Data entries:
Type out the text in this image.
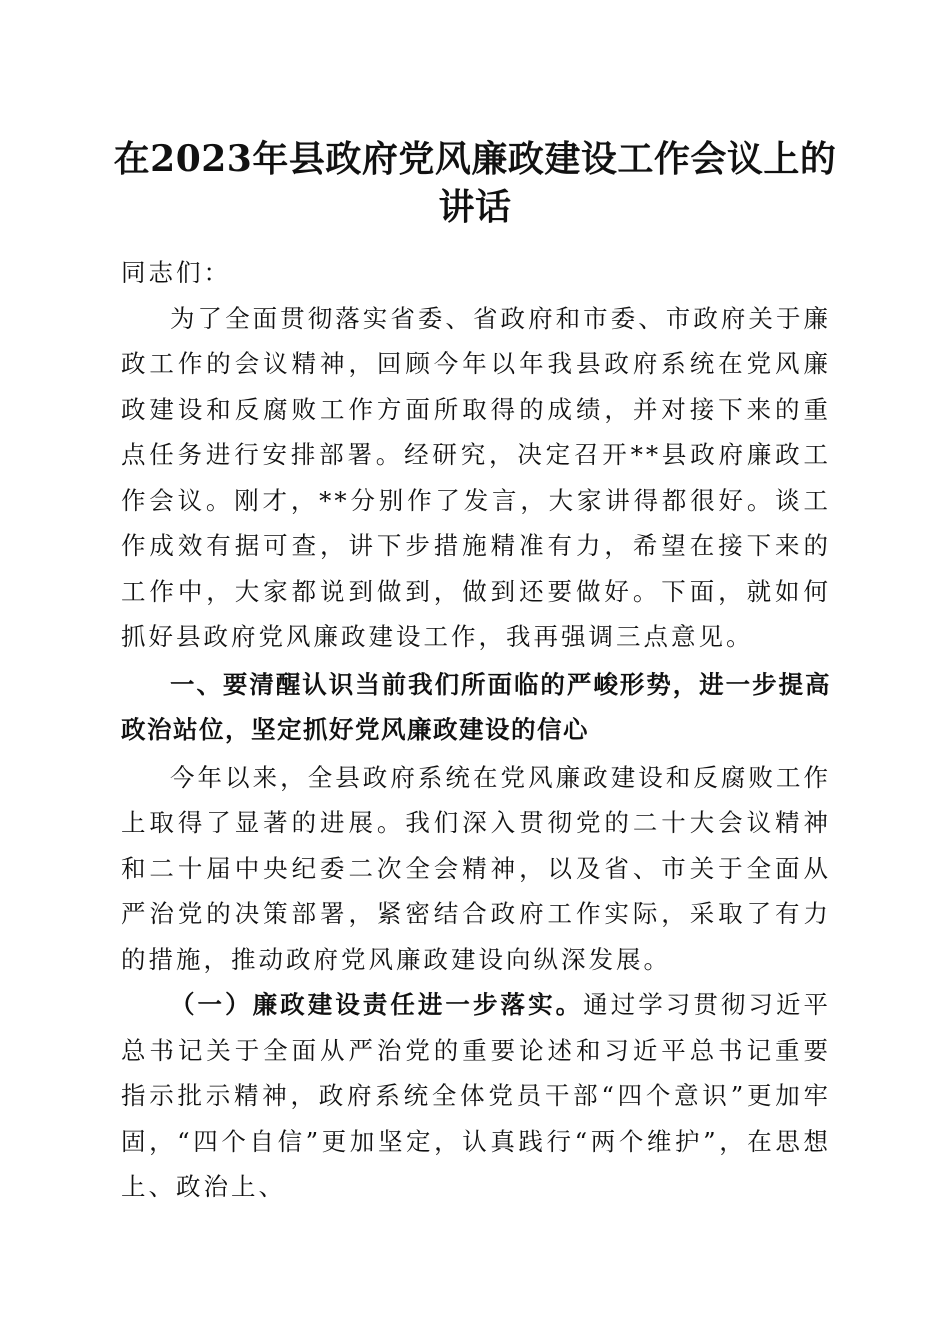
在2023年县政府党风廉政建设工作会议上的
讲话

同志们：

为了全面贯彻落实省委、省政府和市委、市政府关于廉政工作的会议精神，回顾今年以年我县政府系统在党风廉政建设和反腐败工作方面所取得的成绩，并对接下来的重点任务进行安排部署。经研究，决定召开**县政府廉政工作会议。刚才，**分别作了发言，大家讲得都很好。谈工作成效有据可查，讲下步措施精准有力，希望在接下来的工作中，大家都说到做到，做到还要做好。下面，就如何抓好县政府党风廉政建设工作，我再强调三点意见。

一、要清醒认识当前我们所面临的严峻形势，进一步提高政治站位，坚定抓好党风廉政建设的信心

今年以来，全县政府系统在党风廉政建设和反腐败工作上取得了显著的进展。我们深入贯彻党的二十大会议精神和二十届中央纪委二次全会精神，以及省、市关于全面从严治党的决策部署，紧密结合政府工作实际，采取了有力的措施，推动政府党风廉政建设向纵深发展。

（一）廉政建设责任进一步落实。通过学习贯彻习近平总书记关于全面从严治党的重要论述和习近平总书记重要指示批示精神，政府系统全体党员干部“四个意识”更加牢固，“四个自信”更加坚定，认真践行“两个维护”，在思想上、政治上、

The task: Copy out each line exactly, without the pictures.

Worked answer:
Type out the text in this image.
在2023年县政府党风廉政建设工作会议上的
讲话

同志们：

为了全面贯彻落实省委、省政府和市委、市政府关于廉政工作的会议精神，回顾今年以年我县政府系统在党风廉政建设和反腐败工作方面所取得的成绩，并对接下来的重点任务进行安排部署。经研究，决定召开**县政府廉政工作会议。刚才，**分别作了发言，大家讲得都很好。谈工作成效有据可查，讲下步措施精准有力，希望在接下来的工作中，大家都说到做到，做到还要做好。下面，就如何抓好县政府党风廉政建设工作，我再强调三点意见。

一、要清醒认识当前我们所面临的严峻形势，进一步提高政治站位，坚定抓好党风廉政建设的信心

今年以来，全县政府系统在党风廉政建设和反腐败工作上取得了显著的进展。我们深入贯彻党的二十大会议精神和二十届中央纪委二次全会精神，以及省、市关于全面从严治党的决策部署，紧密结合政府工作实际，采取了有力的措施，推动政府党风廉政建设向纵深发展。

（一）廉政建设责任进一步落实。通过学习贯彻习近平总书记关于全面从严治党的重要论述和习近平总书记重要指示批示精神，政府系统全体党员干部“四个意识”更加牢固，“四个自信”更加坚定，认真践行“两个维护”，在思想上、政治上、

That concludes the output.